== INSTRUCTION ==
Copy each entry as it stands, leaving nothing out.

Data records
--
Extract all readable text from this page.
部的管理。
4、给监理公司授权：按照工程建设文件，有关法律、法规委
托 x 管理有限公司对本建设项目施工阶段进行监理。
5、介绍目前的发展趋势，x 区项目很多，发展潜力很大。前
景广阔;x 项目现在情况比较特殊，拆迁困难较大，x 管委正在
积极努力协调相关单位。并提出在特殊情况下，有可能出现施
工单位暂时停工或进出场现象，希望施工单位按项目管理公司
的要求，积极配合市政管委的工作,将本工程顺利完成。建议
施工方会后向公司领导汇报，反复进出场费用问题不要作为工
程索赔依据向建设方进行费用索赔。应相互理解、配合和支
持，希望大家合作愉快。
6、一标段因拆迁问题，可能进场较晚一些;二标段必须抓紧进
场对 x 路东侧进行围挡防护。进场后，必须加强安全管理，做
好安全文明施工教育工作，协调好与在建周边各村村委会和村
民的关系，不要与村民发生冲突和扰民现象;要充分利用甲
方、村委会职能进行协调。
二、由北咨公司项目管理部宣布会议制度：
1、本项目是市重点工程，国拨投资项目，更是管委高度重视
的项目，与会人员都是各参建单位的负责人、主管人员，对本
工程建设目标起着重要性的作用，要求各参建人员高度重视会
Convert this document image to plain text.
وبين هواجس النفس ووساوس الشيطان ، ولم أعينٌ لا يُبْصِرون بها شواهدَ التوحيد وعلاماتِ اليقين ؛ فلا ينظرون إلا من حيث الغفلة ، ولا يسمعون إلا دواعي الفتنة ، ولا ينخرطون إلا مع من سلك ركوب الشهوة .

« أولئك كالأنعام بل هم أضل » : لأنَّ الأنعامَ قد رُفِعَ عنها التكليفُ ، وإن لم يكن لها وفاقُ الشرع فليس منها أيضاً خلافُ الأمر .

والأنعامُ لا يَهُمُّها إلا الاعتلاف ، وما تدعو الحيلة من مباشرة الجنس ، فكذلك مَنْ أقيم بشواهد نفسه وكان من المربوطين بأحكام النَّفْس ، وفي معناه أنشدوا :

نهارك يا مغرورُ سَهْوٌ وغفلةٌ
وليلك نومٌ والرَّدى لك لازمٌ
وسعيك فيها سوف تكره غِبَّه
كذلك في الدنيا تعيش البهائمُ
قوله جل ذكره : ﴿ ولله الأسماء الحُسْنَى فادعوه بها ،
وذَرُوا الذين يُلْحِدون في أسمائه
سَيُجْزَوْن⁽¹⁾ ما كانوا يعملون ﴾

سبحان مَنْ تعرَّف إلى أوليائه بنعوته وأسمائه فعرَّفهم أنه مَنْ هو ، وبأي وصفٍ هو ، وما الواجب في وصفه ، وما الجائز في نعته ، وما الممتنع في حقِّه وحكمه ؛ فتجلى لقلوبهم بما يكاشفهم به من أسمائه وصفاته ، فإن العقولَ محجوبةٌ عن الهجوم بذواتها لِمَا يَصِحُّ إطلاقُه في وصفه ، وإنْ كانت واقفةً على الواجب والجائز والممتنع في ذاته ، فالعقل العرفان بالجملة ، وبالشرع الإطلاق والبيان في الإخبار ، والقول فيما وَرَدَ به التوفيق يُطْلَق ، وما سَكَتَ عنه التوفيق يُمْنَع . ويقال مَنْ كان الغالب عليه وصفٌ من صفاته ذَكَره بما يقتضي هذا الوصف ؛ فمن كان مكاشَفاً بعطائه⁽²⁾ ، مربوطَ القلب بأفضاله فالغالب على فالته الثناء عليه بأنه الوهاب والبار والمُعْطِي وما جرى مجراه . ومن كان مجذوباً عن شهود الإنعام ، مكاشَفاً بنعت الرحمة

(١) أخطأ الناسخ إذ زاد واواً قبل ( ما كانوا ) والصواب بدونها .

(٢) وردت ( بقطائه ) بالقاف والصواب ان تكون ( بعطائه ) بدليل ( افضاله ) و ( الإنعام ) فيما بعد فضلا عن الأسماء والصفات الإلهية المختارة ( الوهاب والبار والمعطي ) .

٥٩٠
--
== RESULT ==
Extract all readable text from this page.
部的管理。
4、给监理公司授权：按照工程建设文件，有关法律、法规委
托 x 管理有限公司对本建设项目施工阶段进行监理。
5、介绍目前的发展趋势，x 区项目很多，发展潜力很大。前
景广阔;x 项目现在情况比较特殊，拆迁困难较大，x 管委正在
积极努力协调相关单位。并提出在特殊情况下，有可能出现施
工单位暂时停工或进出场现象，希望施工单位按项目管理公司
的要求，积极配合市政管委的工作,将本工程顺利完成。建议
施工方会后向公司领导汇报，反复进出场费用问题不要作为工
程索赔依据向建设方进行费用索赔。应相互理解、配合和支
持，希望大家合作愉快。
6、一标段因拆迁问题，可能进场较晚一些;二标段必须抓紧进
场对 x 路东侧进行围挡防护。进场后，必须加强安全管理，做
好安全文明施工教育工作，协调好与在建周边各村村委会和村
民的关系，不要与村民发生冲突和扰民现象;要充分利用甲
方、村委会职能进行协调。
二、由北咨公司项目管理部宣布会议制度：
1、本项目是市重点工程，国拨投资项目，更是管委高度重视
的项目，与会人员都是各参建单位的负责人、主管人员，对本
工程建设目标起着重要性的作用，要求各参建人员高度重视会
Convert this document image to plain text.
وبين هواجس النفس ووساوس الشيطان ، ولم أعينٌ لا يُبْصِرون بها شواهدَ التوحيد وعلاماتِ اليقين ؛ فلا ينظرون إلا من حيث الغفلة ، ولا يسمعون إلا دواعي الفتنة ، ولا ينخرطون إلا مع من سلك ركوب الشهوة .

« أولئك كالأنعام بل هم أضل » : لأنَّ الأنعامَ قد رُفِعَ عنها التكليفُ ، وإن لم يكن لها وفاقُ الشرع فليس منها أيضاً خلافُ الأمر .

والأنعامُ لا يَهُمُّها إلا الاعتلاف ، وما تدعو الحيلة من مباشرة الجنس ، فكذلك مَنْ أقيم بشواهد نفسه وكان من المربوطين بأحكام النَّفْس ، وفي معناه أنشدوا :

نهارك يا مغرورُ سَهْوٌ وغفلةٌ
وليلك نومٌ والرَّدى لك لازمٌ
وسعيك فيها سوف تكره غِبَّه
كذلك في الدنيا تعيش البهائمُ
قوله جل ذكره : ﴿ ولله الأسماء الحُسْنَى فادعوه بها ،
وذَرُوا الذين يُلْحِدون في أسمائه
سَيُجْزَوْن⁽¹⁾ ما كانوا يعملون ﴾

سبحان مَنْ تعرَّف إلى أوليائه بنعوته وأسمائه فعرَّفهم أنه مَنْ هو ، وبأي وصفٍ هو ، وما الواجب في وصفه ، وما الجائز في نعته ، وما الممتنع في حقِّه وحكمه ؛ فتجلى لقلوبهم بما يكاشفهم به من أسمائه وصفاته ، فإن العقولَ محجوبةٌ عن الهجوم بذواتها لِمَا يَصِحُّ إطلاقُه في وصفه ، وإنْ كانت واقفةً على الواجب والجائز والممتنع في ذاته ، فالعقل العرفان بالجملة ، وبالشرع الإطلاق والبيان في الإخبار ، والقول فيما وَرَدَ به التوفيق يُطْلَق ، وما سَكَتَ عنه التوفيق يُمْنَع . ويقال مَنْ كان الغالب عليه وصفٌ من صفاته ذَكَره بما يقتضي هذا الوصف ؛ فمن كان مكاشَفاً بعطائه⁽²⁾ ، مربوطَ القلب بأفضاله فالغالب على فالته الثناء عليه بأنه الوهاب والبار والمُعْطِي وما جرى مجراه . ومن كان مجذوباً عن شهود الإنعام ، مكاشَفاً بنعت الرحمة

(١) أخطأ الناسخ إذ زاد واواً قبل ( ما كانوا ) والصواب بدونها .

(٢) وردت ( بقطائه ) بالقاف والصواب ان تكون ( بعطائه ) بدليل ( افضاله ) و ( الإنعام ) فيما بعد فضلا عن الأسماء والصفات الإلهية المختارة ( الوهاب والبار والمعطي ) .

٥٩٠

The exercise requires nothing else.